Will you output the entries below exactly, skipping every image they contain?

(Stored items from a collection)

════════════════════

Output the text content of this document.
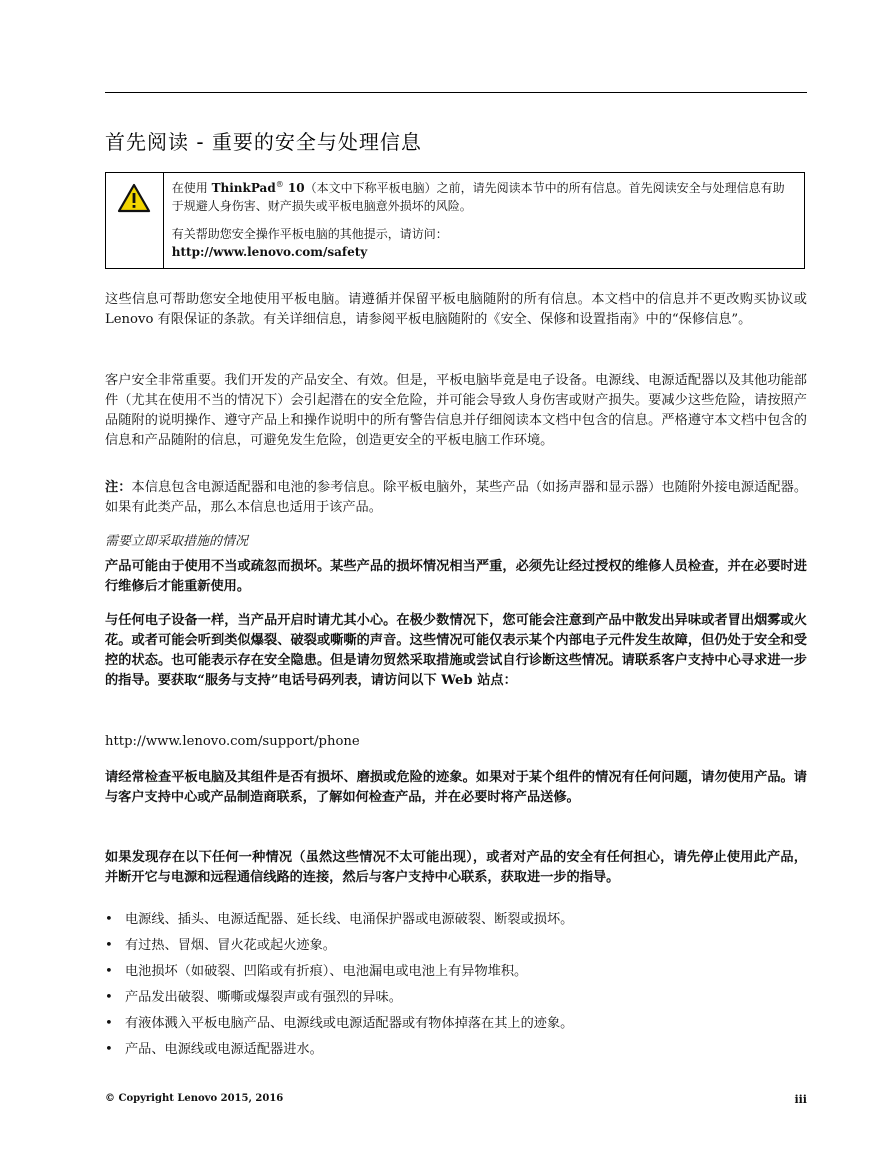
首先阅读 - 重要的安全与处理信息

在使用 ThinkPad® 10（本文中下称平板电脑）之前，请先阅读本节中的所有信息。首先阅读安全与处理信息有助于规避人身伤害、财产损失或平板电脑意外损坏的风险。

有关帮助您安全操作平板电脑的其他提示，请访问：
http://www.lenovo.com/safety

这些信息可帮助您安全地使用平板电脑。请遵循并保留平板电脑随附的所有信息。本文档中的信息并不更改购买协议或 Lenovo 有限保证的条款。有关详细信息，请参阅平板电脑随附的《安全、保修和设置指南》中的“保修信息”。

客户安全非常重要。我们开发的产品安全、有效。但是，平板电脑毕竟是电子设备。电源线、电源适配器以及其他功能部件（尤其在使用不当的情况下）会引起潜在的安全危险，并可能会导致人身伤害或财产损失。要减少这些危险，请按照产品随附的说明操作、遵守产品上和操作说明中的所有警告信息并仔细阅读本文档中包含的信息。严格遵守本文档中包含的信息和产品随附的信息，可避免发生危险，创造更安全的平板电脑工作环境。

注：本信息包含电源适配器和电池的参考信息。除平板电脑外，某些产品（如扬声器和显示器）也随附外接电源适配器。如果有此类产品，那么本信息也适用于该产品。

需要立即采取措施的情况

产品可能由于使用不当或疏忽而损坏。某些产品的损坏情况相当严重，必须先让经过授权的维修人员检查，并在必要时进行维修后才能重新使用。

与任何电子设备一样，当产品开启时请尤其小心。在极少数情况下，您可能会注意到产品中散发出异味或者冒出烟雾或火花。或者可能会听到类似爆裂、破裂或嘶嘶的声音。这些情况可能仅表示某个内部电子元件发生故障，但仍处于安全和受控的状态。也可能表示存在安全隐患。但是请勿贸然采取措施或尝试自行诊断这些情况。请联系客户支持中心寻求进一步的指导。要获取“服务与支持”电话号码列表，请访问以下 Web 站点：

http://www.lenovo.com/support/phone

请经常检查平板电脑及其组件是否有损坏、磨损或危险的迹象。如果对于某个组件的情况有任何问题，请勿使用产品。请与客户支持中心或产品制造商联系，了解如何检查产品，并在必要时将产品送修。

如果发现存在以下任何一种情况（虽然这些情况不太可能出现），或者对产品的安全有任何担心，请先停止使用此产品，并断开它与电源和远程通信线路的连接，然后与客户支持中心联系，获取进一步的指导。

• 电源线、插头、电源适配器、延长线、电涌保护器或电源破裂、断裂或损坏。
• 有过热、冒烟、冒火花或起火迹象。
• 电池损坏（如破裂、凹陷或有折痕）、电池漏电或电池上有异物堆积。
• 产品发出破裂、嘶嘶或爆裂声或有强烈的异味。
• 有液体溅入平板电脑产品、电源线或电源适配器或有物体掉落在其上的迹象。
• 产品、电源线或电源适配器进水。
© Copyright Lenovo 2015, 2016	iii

════════════════════

### REPLY TO THE TASK
Output the text content of this document.
首先阅读 - 重要的安全与处理信息

在使用 ThinkPad® 10（本文中下称平板电脑）之前，请先阅读本节中的所有信息。首先阅读安全与处理信息有助于规避人身伤害、财产损失或平板电脑意外损坏的风险。

有关帮助您安全操作平板电脑的其他提示，请访问：
http://www.lenovo.com/safety

这些信息可帮助您安全地使用平板电脑。请遵循并保留平板电脑随附的所有信息。本文档中的信息并不更改购买协议或 Lenovo 有限保证的条款。有关详细信息，请参阅平板电脑随附的《安全、保修和设置指南》中的“保修信息”。

客户安全非常重要。我们开发的产品安全、有效。但是，平板电脑毕竟是电子设备。电源线、电源适配器以及其他功能部件（尤其在使用不当的情况下）会引起潜在的安全危险，并可能会导致人身伤害或财产损失。要减少这些危险，请按照产品随附的说明操作、遵守产品上和操作说明中的所有警告信息并仔细阅读本文档中包含的信息。严格遵守本文档中包含的信息和产品随附的信息，可避免发生危险，创造更安全的平板电脑工作环境。

注：本信息包含电源适配器和电池的参考信息。除平板电脑外，某些产品（如扬声器和显示器）也随附外接电源适配器。如果有此类产品，那么本信息也适用于该产品。

需要立即采取措施的情况

产品可能由于使用不当或疏忽而损坏。某些产品的损坏情况相当严重，必须先让经过授权的维修人员检查，并在必要时进行维修后才能重新使用。

与任何电子设备一样，当产品开启时请尤其小心。在极少数情况下，您可能会注意到产品中散发出异味或者冒出烟雾或火花。或者可能会听到类似爆裂、破裂或嘶嘶的声音。这些情况可能仅表示某个内部电子元件发生故障，但仍处于安全和受控的状态。也可能表示存在安全隐患。但是请勿贸然采取措施或尝试自行诊断这些情况。请联系客户支持中心寻求进一步的指导。要获取“服务与支持”电话号码列表，请访问以下 Web 站点：

http://www.lenovo.com/support/phone

请经常检查平板电脑及其组件是否有损坏、磨损或危险的迹象。如果对于某个组件的情况有任何问题，请勿使用产品。请与客户支持中心或产品制造商联系，了解如何检查产品，并在必要时将产品送修。

如果发现存在以下任何一种情况（虽然这些情况不太可能出现），或者对产品的安全有任何担心，请先停止使用此产品，并断开它与电源和远程通信线路的连接，然后与客户支持中心联系，获取进一步的指导。

• 电源线、插头、电源适配器、延长线、电涌保护器或电源破裂、断裂或损坏。
• 有过热、冒烟、冒火花或起火迹象。
• 电池损坏（如破裂、凹陷或有折痕）、电池漏电或电池上有异物堆积。
• 产品发出破裂、嘶嘶或爆裂声或有强烈的异味。
• 有液体溅入平板电脑产品、电源线或电源适配器或有物体掉落在其上的迹象。
• 产品、电源线或电源适配器进水。
© Copyright Lenovo 2015, 2016	iii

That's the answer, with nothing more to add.